## STATED PROBLEM
Read through the data and report every line in which the word "经营收入" occurs.
>>>>>
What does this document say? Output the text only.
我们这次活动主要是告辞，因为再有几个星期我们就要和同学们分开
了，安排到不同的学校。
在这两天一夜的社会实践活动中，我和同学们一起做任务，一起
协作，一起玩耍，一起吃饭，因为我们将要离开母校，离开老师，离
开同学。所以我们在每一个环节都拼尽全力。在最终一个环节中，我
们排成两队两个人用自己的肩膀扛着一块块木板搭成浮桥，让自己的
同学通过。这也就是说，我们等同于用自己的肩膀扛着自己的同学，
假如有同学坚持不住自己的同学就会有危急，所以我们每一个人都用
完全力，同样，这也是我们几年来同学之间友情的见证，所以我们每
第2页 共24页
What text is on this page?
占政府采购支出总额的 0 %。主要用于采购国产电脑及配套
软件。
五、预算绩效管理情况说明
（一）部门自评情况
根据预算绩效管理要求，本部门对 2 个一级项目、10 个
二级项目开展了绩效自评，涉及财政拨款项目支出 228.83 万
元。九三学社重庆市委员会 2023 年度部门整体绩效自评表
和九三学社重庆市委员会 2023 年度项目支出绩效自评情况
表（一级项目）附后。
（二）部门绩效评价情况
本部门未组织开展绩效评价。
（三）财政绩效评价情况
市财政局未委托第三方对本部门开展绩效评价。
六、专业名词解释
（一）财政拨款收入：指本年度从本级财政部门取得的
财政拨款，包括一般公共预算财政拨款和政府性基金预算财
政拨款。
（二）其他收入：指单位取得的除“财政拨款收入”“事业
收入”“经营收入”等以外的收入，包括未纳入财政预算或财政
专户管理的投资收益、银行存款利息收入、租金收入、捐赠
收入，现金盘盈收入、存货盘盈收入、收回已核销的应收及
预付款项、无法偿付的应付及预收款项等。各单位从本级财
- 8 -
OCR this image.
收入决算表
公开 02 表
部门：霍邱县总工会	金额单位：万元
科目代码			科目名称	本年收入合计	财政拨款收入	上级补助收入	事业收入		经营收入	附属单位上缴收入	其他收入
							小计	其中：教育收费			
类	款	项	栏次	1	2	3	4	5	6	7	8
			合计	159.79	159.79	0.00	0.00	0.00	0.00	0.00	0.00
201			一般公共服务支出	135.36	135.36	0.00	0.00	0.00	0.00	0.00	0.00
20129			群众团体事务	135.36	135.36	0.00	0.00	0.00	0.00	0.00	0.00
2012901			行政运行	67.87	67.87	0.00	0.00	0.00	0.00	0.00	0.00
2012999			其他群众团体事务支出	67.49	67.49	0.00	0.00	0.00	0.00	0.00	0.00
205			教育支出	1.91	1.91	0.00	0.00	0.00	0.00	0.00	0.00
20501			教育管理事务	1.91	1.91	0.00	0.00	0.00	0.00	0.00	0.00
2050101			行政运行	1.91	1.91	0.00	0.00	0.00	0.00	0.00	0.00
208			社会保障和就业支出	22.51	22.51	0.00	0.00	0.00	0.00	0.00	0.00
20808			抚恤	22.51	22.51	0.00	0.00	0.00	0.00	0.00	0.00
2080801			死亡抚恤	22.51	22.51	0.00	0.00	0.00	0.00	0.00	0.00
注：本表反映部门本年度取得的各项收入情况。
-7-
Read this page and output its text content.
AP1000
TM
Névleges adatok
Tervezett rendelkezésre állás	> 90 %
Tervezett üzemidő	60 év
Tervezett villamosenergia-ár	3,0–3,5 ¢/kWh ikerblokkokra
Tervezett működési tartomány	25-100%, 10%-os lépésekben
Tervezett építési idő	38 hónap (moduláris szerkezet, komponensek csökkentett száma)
<<<<<
## CORRECT RESPONSE
收入”“经营收入”等以外的收入，包括未纳入财政预算或财政
科目代码			科目名称	本年收入合计	财政拨款收入	上级补助收入	事业收入		经营收入	附属单位上缴收入	其他收入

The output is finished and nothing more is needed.